(Extracted data entries)
☆ ☆ ☆ ☆ ☆
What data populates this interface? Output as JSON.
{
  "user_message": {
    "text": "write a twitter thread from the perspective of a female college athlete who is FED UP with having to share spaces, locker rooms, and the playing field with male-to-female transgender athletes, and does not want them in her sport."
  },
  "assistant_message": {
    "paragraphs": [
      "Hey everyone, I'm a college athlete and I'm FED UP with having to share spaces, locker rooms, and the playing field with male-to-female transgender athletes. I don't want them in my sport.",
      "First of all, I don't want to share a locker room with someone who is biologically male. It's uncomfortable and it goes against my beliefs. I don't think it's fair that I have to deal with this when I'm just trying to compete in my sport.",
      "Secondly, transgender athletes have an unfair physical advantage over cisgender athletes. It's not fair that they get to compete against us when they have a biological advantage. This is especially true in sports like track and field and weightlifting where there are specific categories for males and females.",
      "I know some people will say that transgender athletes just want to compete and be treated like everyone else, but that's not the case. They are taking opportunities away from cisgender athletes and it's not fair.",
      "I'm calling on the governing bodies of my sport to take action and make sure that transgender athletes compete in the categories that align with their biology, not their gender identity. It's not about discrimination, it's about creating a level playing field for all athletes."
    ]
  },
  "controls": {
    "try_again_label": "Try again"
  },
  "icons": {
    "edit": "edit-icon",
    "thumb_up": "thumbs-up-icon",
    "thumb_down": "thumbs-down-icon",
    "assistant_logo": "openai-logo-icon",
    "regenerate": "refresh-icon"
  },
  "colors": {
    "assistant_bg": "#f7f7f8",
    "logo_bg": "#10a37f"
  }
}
☆ ☆ ☆ ☆ ☆
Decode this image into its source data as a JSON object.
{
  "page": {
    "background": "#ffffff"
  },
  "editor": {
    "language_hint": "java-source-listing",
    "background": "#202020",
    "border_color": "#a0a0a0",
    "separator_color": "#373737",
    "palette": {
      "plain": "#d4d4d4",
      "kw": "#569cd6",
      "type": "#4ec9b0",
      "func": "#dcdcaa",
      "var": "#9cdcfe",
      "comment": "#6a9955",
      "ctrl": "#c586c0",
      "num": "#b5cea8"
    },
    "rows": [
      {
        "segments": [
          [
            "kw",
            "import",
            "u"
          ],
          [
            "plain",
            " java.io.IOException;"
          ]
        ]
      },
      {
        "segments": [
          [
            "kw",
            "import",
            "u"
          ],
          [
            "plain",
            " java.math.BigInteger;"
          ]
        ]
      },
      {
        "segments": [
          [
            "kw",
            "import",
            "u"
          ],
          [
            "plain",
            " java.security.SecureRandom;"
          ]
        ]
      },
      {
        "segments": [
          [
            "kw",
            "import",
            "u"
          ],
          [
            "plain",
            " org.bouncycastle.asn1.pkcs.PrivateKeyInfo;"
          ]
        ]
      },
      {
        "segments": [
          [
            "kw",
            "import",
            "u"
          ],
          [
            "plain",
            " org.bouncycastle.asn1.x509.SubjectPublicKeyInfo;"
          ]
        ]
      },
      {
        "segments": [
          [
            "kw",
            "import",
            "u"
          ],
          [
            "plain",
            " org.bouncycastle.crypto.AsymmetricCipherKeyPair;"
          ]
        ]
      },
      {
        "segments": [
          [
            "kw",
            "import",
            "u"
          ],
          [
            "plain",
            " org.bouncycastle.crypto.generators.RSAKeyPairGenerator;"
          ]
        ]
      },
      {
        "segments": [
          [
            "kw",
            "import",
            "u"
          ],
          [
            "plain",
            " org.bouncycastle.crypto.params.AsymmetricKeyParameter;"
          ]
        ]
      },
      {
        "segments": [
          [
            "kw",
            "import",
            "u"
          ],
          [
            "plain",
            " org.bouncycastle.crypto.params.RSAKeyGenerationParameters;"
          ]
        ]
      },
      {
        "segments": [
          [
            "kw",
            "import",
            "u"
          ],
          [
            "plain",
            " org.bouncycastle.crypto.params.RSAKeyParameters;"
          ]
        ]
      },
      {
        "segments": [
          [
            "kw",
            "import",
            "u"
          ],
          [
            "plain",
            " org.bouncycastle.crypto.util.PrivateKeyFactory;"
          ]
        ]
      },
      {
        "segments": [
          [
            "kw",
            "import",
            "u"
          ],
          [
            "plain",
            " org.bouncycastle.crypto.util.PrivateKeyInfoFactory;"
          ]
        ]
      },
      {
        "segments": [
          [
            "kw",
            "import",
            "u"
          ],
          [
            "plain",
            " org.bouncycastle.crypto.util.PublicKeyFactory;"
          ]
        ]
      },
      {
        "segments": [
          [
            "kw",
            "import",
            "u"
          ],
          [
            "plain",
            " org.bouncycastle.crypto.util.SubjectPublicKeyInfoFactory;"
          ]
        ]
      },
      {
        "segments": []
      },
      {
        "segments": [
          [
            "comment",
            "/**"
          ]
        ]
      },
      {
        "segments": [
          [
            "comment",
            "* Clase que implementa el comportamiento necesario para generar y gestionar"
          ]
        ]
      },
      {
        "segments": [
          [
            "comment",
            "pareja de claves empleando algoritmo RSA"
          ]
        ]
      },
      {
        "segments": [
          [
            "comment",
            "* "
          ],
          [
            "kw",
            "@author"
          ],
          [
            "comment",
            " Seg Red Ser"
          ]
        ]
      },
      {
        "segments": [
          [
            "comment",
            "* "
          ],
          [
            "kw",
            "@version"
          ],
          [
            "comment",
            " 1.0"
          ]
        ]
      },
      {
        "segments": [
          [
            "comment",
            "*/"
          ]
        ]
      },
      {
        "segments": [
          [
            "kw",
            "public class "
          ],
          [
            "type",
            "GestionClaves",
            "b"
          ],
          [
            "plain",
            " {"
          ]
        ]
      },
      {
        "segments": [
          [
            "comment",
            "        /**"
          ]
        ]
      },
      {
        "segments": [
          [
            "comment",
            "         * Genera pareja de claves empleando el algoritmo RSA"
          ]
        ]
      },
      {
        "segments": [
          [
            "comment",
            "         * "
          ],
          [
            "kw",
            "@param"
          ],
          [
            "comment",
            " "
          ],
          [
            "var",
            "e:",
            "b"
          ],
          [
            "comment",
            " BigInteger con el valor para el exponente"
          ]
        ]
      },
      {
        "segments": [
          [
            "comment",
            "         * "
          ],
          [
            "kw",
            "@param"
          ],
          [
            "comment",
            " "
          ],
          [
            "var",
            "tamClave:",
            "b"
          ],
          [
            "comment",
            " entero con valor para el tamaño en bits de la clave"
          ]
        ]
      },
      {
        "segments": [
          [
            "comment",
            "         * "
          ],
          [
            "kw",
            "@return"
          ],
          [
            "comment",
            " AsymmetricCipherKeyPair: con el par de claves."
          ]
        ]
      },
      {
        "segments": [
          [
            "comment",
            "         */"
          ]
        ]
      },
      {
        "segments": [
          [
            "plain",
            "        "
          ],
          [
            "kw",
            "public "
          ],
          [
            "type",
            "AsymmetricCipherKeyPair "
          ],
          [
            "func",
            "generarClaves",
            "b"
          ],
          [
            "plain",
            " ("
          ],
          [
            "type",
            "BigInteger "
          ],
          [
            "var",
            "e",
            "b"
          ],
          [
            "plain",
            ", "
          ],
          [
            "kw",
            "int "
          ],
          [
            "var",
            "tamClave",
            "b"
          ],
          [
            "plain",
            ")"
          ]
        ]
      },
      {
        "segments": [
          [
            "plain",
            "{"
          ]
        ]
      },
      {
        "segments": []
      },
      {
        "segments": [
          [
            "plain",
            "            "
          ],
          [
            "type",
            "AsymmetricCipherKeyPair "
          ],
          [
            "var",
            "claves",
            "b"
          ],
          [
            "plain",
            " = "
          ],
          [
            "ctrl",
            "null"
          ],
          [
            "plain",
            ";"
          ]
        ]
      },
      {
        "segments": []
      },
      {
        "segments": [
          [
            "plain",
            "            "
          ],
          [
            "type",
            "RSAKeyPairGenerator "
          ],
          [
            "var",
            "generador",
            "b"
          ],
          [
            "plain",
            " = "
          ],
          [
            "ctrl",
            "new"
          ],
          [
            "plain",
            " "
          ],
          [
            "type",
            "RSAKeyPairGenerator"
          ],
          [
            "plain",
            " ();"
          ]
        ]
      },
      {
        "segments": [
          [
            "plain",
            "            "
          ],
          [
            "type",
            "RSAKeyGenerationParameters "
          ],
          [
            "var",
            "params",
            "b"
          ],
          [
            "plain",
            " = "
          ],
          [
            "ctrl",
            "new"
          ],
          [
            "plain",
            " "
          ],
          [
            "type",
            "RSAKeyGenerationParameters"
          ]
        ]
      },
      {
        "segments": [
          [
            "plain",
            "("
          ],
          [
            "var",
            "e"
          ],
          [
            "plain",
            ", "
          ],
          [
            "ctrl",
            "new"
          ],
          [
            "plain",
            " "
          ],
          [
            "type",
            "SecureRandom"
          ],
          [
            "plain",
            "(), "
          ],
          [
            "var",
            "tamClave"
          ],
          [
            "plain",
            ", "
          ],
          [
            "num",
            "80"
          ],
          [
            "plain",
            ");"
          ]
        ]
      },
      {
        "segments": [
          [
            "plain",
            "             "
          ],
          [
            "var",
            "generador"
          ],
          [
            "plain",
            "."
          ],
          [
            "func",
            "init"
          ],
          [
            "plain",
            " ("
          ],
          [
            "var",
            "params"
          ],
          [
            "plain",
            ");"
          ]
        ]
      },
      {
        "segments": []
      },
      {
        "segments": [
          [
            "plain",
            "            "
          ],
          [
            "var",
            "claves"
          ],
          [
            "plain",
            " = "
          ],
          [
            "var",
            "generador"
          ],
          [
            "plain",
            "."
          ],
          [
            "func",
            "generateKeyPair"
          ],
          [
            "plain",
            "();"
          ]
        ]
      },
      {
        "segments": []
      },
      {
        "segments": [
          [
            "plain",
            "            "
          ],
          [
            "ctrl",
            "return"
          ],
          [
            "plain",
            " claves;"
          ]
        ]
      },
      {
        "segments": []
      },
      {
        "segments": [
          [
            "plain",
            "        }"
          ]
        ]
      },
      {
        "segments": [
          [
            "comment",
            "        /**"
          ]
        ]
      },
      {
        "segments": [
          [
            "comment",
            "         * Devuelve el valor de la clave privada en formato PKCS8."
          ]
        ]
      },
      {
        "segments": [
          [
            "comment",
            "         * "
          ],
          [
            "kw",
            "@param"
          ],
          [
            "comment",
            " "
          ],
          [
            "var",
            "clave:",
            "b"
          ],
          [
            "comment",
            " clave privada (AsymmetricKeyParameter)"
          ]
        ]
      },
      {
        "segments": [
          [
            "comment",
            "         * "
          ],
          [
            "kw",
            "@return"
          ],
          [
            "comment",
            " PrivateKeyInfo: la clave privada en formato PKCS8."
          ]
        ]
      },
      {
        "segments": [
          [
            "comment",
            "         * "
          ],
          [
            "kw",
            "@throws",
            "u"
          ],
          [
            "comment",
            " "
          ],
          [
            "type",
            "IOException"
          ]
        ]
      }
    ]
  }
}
☆ ☆ ☆ ☆ ☆
Exercise requirements
Looking at the entries above, state how many lines contain "AsymmetricKeyParameter"; give the number alone.

Output
2